--- start MATERIAL FOR THIS TASK ---

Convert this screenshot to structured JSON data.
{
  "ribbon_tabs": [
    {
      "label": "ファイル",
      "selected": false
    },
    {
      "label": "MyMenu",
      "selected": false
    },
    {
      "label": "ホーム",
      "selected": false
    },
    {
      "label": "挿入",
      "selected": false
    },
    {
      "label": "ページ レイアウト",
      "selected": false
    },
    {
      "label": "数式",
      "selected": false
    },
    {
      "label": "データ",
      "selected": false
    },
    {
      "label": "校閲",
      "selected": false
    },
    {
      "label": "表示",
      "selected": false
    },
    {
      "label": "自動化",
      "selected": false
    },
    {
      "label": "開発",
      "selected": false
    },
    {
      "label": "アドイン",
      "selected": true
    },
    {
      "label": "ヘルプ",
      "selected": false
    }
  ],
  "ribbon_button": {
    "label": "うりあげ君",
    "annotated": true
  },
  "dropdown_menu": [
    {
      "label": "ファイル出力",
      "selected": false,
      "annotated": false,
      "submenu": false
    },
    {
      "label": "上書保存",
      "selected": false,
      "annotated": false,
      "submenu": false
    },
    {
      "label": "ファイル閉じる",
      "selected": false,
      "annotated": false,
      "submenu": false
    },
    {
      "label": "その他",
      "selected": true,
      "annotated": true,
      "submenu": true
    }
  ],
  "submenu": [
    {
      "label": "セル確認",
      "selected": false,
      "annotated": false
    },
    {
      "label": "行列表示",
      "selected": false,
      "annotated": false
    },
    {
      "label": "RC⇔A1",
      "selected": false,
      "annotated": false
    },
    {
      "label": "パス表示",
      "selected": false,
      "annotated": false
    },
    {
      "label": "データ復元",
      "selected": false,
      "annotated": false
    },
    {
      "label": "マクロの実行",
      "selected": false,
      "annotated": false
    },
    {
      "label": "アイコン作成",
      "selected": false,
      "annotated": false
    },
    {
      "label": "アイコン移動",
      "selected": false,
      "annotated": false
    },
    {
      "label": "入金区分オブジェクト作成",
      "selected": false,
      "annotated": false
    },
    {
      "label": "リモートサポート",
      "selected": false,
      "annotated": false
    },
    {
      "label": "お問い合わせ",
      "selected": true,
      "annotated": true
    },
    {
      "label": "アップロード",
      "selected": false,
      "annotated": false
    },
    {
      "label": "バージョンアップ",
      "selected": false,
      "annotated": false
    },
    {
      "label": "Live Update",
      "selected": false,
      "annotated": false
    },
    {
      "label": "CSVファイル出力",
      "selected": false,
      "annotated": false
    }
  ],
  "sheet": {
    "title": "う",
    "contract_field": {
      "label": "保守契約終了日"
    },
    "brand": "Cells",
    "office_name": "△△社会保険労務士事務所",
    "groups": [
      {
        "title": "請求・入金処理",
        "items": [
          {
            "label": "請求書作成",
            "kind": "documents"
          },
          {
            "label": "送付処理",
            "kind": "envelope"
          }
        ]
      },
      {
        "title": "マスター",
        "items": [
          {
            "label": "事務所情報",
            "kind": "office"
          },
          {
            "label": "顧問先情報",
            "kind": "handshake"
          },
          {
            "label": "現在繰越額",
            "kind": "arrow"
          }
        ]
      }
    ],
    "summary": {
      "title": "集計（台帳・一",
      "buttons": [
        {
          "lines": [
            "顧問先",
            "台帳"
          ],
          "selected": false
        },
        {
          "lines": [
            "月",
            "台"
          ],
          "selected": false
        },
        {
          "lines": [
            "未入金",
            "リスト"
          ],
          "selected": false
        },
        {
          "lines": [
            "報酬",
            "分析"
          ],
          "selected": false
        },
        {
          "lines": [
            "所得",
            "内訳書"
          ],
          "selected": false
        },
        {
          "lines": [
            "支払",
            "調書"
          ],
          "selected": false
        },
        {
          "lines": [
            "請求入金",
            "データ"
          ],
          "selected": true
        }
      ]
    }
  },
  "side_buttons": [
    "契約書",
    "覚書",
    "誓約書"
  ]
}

--- end MATERIAL FOR THIS TASK ---
--- start MATERIAL FOR THIS TASK ---

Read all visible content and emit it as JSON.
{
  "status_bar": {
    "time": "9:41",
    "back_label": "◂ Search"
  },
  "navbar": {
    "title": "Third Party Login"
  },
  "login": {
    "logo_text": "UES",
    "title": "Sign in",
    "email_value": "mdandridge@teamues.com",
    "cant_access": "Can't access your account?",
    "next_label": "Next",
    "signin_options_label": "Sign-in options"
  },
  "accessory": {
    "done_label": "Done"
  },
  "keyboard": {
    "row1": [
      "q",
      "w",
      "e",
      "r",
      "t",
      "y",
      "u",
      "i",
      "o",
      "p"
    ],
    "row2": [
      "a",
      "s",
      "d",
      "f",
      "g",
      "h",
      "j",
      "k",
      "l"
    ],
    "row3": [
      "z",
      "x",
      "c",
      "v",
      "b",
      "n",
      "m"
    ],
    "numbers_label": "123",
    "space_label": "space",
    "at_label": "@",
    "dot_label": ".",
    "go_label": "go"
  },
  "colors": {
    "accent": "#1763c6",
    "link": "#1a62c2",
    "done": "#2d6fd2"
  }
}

--- end MATERIAL FOR THIS TASK ---
--- start MATERIAL FOR THIS TASK ---

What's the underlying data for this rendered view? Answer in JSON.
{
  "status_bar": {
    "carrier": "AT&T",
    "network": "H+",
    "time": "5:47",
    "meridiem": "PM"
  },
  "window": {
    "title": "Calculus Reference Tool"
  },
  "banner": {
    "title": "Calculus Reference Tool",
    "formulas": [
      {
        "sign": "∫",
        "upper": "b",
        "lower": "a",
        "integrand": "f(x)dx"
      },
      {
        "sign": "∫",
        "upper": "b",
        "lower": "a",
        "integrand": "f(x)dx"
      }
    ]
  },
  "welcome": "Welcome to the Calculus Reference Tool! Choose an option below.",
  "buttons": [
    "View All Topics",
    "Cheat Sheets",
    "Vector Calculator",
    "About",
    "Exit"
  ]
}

--- end MATERIAL FOR THIS TASK ---

PROBLEM REQUIREMENTS – Pull out every line in the material above where "title" occurs.

EXERCISE SOLUTION –
    "title": "う",
        "title": "請求・入金処理",
        "title": "マスター",
      "title": "集計（台帳・一",
    "title": "Third Party Login"
    "title": "Sign in",
    "title": "Calculus Reference Tool"
    "title": "Calculus Reference Tool",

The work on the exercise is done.